[Written instruction]
Your task is to give the listing below back word for word, pictures excluded.

=== Provided material ===

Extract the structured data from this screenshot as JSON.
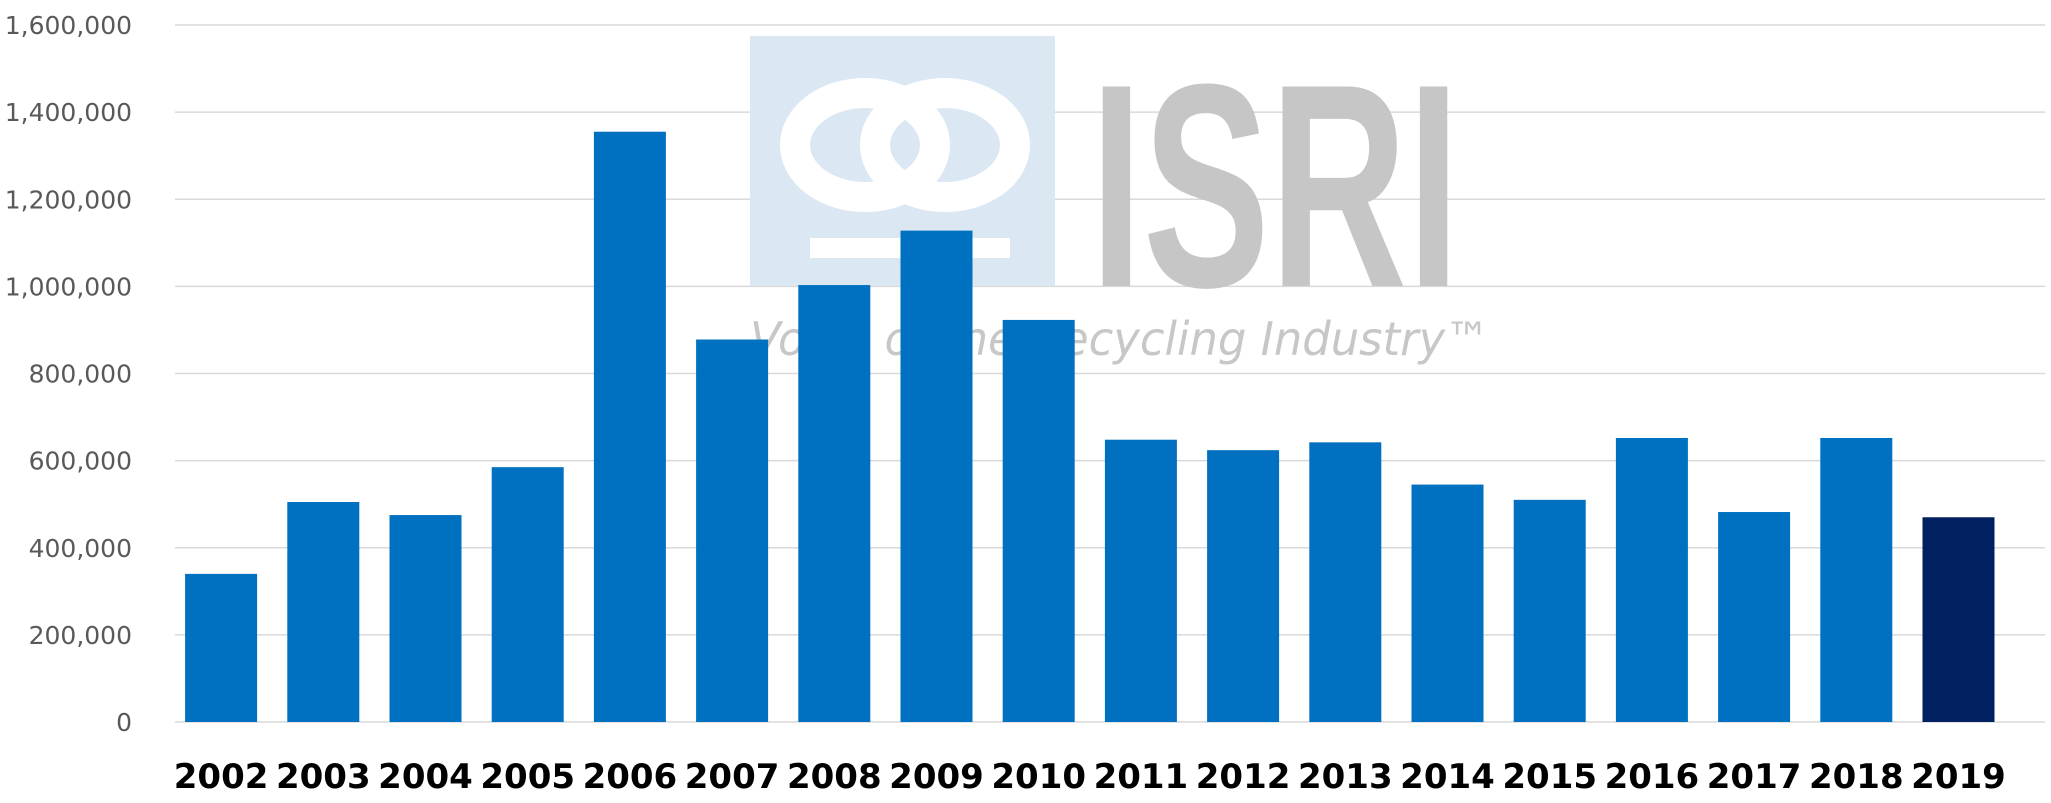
{
  "chart_data": {
    "type": "bar",
    "title": "",
    "xlabel": "",
    "ylabel": "",
    "categories": [
      "2002",
      "2003",
      "2004",
      "2005",
      "2006",
      "2007",
      "2008",
      "2009",
      "2010",
      "2011",
      "2012",
      "2013",
      "2014",
      "2015",
      "2016",
      "2017",
      "2018",
      "2019"
    ],
    "values": [
      340000,
      505000,
      475000,
      585000,
      1355000,
      878000,
      1003000,
      1128000,
      923000,
      648000,
      624000,
      642000,
      545000,
      510000,
      652000,
      482000,
      652000,
      470000
    ],
    "y_ticks": [
      "0",
      "200,000",
      "400,000",
      "600,000",
      "800,000",
      "1,000,000",
      "1,200,000",
      "1,400,000",
      "1,600,000"
    ],
    "ylim": [
      0,
      1600000
    ],
    "grid": true,
    "legend": "none",
    "colors": {
      "bar": "#0070c0",
      "highlight_bar": "#002060",
      "gridline": "#d9d9d9"
    },
    "highlight_index": 17
  },
  "watermark": {
    "letters": "ISRI",
    "tagline": "Voice of the Recycling Industry™",
    "logo_bg": "#dbe8f4"
  }
}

===

[Result of this exercise]
Extract the structured data from this screenshot as JSON.
{
  "chart_data": {
    "type": "bar",
    "title": "",
    "xlabel": "",
    "ylabel": "",
    "categories": [
      "2002",
      "2003",
      "2004",
      "2005",
      "2006",
      "2007",
      "2008",
      "2009",
      "2010",
      "2011",
      "2012",
      "2013",
      "2014",
      "2015",
      "2016",
      "2017",
      "2018",
      "2019"
    ],
    "values": [
      340000,
      505000,
      475000,
      585000,
      1355000,
      878000,
      1003000,
      1128000,
      923000,
      648000,
      624000,
      642000,
      545000,
      510000,
      652000,
      482000,
      652000,
      470000
    ],
    "y_ticks": [
      "0",
      "200,000",
      "400,000",
      "600,000",
      "800,000",
      "1,000,000",
      "1,200,000",
      "1,400,000",
      "1,600,000"
    ],
    "ylim": [
      0,
      1600000
    ],
    "grid": true,
    "legend": "none",
    "colors": {
      "bar": "#0070c0",
      "highlight_bar": "#002060",
      "gridline": "#d9d9d9"
    },
    "highlight_index": 17
  },
  "watermark": {
    "letters": "ISRI",
    "tagline": "Voice of the Recycling Industry™",
    "logo_bg": "#dbe8f4"
  }
}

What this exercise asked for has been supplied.